Write down each entry again, exactly as it reads.

******************************

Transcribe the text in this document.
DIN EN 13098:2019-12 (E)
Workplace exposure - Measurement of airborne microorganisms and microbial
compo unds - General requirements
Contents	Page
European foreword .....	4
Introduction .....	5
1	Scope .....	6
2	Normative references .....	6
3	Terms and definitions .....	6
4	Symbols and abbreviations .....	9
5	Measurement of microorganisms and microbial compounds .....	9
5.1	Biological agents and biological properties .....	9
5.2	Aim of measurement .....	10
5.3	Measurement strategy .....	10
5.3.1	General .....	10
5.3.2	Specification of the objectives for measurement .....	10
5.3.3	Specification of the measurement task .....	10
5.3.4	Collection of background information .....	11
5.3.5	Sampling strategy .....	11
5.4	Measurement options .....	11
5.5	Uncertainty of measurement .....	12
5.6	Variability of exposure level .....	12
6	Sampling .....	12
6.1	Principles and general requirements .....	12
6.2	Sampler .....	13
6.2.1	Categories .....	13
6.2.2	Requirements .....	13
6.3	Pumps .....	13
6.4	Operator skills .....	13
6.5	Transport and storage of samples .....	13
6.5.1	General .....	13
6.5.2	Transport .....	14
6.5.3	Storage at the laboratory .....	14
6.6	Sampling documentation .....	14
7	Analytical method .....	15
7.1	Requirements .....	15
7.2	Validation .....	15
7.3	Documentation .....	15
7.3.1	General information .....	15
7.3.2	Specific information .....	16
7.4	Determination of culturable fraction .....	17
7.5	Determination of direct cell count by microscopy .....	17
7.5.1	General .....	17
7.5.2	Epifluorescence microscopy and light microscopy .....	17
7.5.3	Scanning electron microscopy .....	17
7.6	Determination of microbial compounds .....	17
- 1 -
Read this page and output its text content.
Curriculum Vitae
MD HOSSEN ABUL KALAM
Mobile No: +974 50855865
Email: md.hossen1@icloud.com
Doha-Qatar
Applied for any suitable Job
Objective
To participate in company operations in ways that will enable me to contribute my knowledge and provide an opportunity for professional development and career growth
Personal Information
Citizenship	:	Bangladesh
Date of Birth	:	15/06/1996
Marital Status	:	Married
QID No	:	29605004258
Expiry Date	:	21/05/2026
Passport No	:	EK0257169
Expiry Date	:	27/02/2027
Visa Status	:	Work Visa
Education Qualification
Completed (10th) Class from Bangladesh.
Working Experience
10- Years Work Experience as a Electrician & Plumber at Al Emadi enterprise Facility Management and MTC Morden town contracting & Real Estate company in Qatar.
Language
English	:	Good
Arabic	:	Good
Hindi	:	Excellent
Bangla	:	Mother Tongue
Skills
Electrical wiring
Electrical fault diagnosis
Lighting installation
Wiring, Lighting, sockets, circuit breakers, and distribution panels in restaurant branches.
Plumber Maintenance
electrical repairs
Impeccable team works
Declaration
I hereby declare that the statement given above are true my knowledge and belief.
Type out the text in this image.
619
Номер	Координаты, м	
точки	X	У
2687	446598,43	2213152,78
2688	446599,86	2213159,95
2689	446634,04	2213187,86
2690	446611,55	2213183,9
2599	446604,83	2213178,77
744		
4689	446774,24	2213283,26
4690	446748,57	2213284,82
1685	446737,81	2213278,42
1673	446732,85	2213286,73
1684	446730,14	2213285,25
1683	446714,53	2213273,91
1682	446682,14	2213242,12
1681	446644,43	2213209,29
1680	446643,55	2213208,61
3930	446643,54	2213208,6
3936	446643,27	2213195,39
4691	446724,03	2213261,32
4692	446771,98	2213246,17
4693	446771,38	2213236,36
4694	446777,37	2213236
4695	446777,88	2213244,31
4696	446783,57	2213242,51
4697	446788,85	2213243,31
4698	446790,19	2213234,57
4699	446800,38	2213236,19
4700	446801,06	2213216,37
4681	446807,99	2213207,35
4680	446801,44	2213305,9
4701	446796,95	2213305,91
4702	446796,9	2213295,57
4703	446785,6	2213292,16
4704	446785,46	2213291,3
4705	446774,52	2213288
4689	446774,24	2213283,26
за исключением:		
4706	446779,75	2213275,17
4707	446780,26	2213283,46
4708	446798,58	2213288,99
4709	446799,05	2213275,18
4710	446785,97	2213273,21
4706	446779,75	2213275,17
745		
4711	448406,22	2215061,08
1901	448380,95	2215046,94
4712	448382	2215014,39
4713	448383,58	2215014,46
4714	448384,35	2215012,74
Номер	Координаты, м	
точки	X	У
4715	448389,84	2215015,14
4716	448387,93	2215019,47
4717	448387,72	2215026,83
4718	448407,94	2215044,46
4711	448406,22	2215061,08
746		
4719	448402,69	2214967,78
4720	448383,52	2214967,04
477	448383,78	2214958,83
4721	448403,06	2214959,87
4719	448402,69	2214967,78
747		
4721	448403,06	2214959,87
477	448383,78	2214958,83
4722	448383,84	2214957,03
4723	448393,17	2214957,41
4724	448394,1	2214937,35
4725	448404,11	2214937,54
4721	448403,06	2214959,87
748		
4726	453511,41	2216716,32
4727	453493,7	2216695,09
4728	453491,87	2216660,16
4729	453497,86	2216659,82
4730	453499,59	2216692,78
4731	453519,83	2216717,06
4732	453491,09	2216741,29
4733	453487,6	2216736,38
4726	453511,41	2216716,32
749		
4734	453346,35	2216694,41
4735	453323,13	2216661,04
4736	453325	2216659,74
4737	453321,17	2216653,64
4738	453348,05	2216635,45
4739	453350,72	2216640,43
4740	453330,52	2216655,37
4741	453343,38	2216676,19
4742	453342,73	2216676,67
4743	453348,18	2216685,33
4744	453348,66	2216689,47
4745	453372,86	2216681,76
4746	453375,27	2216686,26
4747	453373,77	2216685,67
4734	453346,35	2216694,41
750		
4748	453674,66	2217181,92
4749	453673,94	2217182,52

******************************

▸ **Written answer**
Transcribe the text in this document.
DIN EN 13098:2019-12 (E)
Workplace exposure - Measurement of airborne microorganisms and microbial
compo unds - General requirements
Contents	Page
European foreword .....	4
Introduction .....	5
1	Scope .....	6
2	Normative references .....	6
3	Terms and definitions .....	6
4	Symbols and abbreviations .....	9
5	Measurement of microorganisms and microbial compounds .....	9
5.1	Biological agents and biological properties .....	9
5.2	Aim of measurement .....	10
5.3	Measurement strategy .....	10
5.3.1	General .....	10
5.3.2	Specification of the objectives for measurement .....	10
5.3.3	Specification of the measurement task .....	10
5.3.4	Collection of background information .....	11
5.3.5	Sampling strategy .....	11
5.4	Measurement options .....	11
5.5	Uncertainty of measurement .....	12
5.6	Variability of exposure level .....	12
6	Sampling .....	12
6.1	Principles and general requirements .....	12
6.2	Sampler .....	13
6.2.1	Categories .....	13
6.2.2	Requirements .....	13
6.3	Pumps .....	13
6.4	Operator skills .....	13
6.5	Transport and storage of samples .....	13
6.5.1	General .....	13
6.5.2	Transport .....	14
6.5.3	Storage at the laboratory .....	14
6.6	Sampling documentation .....	14
7	Analytical method .....	15
7.1	Requirements .....	15
7.2	Validation .....	15
7.3	Documentation .....	15
7.3.1	General information .....	15
7.3.2	Specific information .....	16
7.4	Determination of culturable fraction .....	17
7.5	Determination of direct cell count by microscopy .....	17
7.5.1	General .....	17
7.5.2	Epifluorescence microscopy and light microscopy .....	17
7.5.3	Scanning electron microscopy .....	17
7.6	Determination of microbial compounds .....	17
- 1 -
Read this page and output its text content.
Curriculum Vitae
MD HOSSEN ABUL KALAM
Mobile No: +974 50855865
Email: md.hossen1@icloud.com
Doha-Qatar
Applied for any suitable Job
Objective
To participate in company operations in ways that will enable me to contribute my knowledge and provide an opportunity for professional development and career growth
Personal Information
Citizenship	:	Bangladesh
Date of Birth	:	15/06/1996
Marital Status	:	Married
QID No	:	29605004258
Expiry Date	:	21/05/2026
Passport No	:	EK0257169
Expiry Date	:	27/02/2027
Visa Status	:	Work Visa
Education Qualification
Completed (10th) Class from Bangladesh.
Working Experience
10- Years Work Experience as a Electrician & Plumber at Al Emadi enterprise Facility Management and MTC Morden town contracting & Real Estate company in Qatar.
Language
English	:	Good
Arabic	:	Good
Hindi	:	Excellent
Bangla	:	Mother Tongue
Skills
Electrical wiring
Electrical fault diagnosis
Lighting installation
Wiring, Lighting, sockets, circuit breakers, and distribution panels in restaurant branches.
Plumber Maintenance
electrical repairs
Impeccable team works
Declaration
I hereby declare that the statement given above are true my knowledge and belief.
Type out the text in this image.
619
Номер	Координаты, м	
точки	X	У
2687	446598,43	2213152,78
2688	446599,86	2213159,95
2689	446634,04	2213187,86
2690	446611,55	2213183,9
2599	446604,83	2213178,77
744		
4689	446774,24	2213283,26
4690	446748,57	2213284,82
1685	446737,81	2213278,42
1673	446732,85	2213286,73
1684	446730,14	2213285,25
1683	446714,53	2213273,91
1682	446682,14	2213242,12
1681	446644,43	2213209,29
1680	446643,55	2213208,61
3930	446643,54	2213208,6
3936	446643,27	2213195,39
4691	446724,03	2213261,32
4692	446771,98	2213246,17
4693	446771,38	2213236,36
4694	446777,37	2213236
4695	446777,88	2213244,31
4696	446783,57	2213242,51
4697	446788,85	2213243,31
4698	446790,19	2213234,57
4699	446800,38	2213236,19
4700	446801,06	2213216,37
4681	446807,99	2213207,35
4680	446801,44	2213305,9
4701	446796,95	2213305,91
4702	446796,9	2213295,57
4703	446785,6	2213292,16
4704	446785,46	2213291,3
4705	446774,52	2213288
4689	446774,24	2213283,26
за исключением:		
4706	446779,75	2213275,17
4707	446780,26	2213283,46
4708	446798,58	2213288,99
4709	446799,05	2213275,18
4710	446785,97	2213273,21
4706	446779,75	2213275,17
745		
4711	448406,22	2215061,08
1901	448380,95	2215046,94
4712	448382	2215014,39
4713	448383,58	2215014,46
4714	448384,35	2215012,74
Номер	Координаты, м	
точки	X	У
4715	448389,84	2215015,14
4716	448387,93	2215019,47
4717	448387,72	2215026,83
4718	448407,94	2215044,46
4711	448406,22	2215061,08
746		
4719	448402,69	2214967,78
4720	448383,52	2214967,04
477	448383,78	2214958,83
4721	448403,06	2214959,87
4719	448402,69	2214967,78
747		
4721	448403,06	2214959,87
477	448383,78	2214958,83
4722	448383,84	2214957,03
4723	448393,17	2214957,41
4724	448394,1	2214937,35
4725	448404,11	2214937,54
4721	448403,06	2214959,87
748		
4726	453511,41	2216716,32
4727	453493,7	2216695,09
4728	453491,87	2216660,16
4729	453497,86	2216659,82
4730	453499,59	2216692,78
4731	453519,83	2216717,06
4732	453491,09	2216741,29
4733	453487,6	2216736,38
4726	453511,41	2216716,32
749		
4734	453346,35	2216694,41
4735	453323,13	2216661,04
4736	453325	2216659,74
4737	453321,17	2216653,64
4738	453348,05	2216635,45
4739	453350,72	2216640,43
4740	453330,52	2216655,37
4741	453343,38	2216676,19
4742	453342,73	2216676,67
4743	453348,18	2216685,33
4744	453348,66	2216689,47
4745	453372,86	2216681,76
4746	453375,27	2216686,26
4747	453373,77	2216685,67
4734	453346,35	2216694,41
750		
4748	453674,66	2217181,92
4749	453673,94	2217182,52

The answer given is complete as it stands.